[Start of Attachment]

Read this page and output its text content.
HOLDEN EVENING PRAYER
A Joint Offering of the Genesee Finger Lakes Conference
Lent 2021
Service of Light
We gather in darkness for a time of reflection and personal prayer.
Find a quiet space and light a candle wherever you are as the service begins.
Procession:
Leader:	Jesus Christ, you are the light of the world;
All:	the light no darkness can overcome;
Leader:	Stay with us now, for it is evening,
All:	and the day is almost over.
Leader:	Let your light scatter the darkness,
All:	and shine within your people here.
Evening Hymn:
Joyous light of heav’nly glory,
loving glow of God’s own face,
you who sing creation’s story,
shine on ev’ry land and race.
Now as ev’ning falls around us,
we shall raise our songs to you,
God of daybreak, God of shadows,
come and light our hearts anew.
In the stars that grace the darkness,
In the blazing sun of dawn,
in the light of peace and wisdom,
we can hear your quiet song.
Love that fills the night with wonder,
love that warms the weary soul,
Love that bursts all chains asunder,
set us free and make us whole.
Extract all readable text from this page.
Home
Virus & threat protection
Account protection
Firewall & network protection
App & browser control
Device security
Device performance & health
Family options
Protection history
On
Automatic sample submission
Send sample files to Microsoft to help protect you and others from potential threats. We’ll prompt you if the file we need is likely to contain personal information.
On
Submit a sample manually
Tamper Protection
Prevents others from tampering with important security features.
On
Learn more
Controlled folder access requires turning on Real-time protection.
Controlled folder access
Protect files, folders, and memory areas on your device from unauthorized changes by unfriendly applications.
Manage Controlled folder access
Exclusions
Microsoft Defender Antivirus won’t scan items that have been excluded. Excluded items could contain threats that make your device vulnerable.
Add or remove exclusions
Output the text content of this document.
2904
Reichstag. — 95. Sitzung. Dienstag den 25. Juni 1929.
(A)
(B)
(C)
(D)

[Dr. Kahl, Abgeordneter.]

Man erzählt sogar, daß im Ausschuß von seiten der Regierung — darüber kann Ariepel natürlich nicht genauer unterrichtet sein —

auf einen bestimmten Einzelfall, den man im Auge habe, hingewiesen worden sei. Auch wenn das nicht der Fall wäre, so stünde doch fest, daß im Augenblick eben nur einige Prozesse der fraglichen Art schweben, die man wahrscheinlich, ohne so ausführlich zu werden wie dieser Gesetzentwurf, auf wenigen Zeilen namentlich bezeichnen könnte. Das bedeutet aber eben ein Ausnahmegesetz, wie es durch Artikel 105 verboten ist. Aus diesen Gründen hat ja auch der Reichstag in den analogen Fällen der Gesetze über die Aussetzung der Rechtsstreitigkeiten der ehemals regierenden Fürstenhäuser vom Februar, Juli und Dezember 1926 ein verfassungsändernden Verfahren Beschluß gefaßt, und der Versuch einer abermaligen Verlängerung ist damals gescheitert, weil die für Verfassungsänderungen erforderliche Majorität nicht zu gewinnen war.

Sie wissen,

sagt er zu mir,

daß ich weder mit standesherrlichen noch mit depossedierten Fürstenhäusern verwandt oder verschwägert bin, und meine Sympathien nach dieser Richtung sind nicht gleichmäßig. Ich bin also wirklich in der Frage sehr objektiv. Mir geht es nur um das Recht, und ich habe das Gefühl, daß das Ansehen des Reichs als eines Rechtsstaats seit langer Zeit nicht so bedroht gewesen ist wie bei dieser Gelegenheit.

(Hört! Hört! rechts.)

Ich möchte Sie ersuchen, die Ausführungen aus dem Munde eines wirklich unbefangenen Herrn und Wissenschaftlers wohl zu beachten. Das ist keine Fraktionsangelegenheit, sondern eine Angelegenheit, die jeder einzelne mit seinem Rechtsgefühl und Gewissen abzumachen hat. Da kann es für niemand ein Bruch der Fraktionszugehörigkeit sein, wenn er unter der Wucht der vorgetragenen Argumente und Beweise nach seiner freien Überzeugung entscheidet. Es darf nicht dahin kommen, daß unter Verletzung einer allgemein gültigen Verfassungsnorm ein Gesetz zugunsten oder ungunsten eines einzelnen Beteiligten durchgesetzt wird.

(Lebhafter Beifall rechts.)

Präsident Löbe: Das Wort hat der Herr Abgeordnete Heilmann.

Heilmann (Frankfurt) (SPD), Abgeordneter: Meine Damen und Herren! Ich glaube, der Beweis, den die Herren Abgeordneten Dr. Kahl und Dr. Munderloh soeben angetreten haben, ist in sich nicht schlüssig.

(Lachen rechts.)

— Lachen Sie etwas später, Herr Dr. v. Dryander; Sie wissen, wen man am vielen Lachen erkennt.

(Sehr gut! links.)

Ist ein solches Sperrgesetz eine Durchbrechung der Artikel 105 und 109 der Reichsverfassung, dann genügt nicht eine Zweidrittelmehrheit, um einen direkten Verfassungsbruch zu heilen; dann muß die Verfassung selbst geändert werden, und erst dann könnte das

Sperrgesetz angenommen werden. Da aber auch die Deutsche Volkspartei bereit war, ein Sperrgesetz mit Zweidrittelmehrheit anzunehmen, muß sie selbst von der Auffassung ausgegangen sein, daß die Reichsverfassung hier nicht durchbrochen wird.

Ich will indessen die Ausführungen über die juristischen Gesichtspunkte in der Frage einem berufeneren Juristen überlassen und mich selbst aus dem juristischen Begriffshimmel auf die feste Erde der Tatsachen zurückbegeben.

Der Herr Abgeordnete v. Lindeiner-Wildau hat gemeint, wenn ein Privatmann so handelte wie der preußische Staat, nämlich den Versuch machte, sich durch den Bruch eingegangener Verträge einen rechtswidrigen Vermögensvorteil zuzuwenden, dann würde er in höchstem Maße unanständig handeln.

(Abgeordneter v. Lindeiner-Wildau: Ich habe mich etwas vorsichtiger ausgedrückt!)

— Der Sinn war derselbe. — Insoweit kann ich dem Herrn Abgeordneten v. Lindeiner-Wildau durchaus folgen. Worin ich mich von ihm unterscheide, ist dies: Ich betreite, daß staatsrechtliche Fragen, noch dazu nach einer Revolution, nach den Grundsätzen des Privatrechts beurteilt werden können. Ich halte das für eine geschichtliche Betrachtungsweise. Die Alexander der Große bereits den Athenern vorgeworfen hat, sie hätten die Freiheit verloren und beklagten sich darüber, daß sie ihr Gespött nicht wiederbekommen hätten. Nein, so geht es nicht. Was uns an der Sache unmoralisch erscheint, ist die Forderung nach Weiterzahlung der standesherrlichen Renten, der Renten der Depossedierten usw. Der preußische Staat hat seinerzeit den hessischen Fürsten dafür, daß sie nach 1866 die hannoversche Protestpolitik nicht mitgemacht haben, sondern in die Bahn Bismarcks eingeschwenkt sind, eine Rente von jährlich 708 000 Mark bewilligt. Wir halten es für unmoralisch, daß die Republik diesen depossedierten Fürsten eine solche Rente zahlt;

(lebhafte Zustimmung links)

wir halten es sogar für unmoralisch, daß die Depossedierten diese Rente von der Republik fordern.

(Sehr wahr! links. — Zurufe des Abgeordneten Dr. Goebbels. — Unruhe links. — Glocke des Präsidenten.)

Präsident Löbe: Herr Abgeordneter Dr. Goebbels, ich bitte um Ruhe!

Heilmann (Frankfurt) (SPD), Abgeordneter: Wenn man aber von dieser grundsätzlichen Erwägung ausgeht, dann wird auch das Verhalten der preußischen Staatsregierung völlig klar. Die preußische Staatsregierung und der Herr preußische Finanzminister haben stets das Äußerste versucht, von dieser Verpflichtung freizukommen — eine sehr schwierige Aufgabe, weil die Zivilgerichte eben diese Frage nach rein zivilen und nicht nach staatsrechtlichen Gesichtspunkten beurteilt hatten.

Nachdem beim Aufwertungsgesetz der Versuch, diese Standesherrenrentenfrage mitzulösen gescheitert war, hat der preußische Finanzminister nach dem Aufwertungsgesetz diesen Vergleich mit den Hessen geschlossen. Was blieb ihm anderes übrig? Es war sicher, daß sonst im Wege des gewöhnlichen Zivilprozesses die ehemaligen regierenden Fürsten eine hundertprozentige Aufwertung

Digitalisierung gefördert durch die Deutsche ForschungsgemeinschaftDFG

[End of Attachment]

Each line of the entries that holds "make" should be counted, and only the total given.

### [Finished task]
2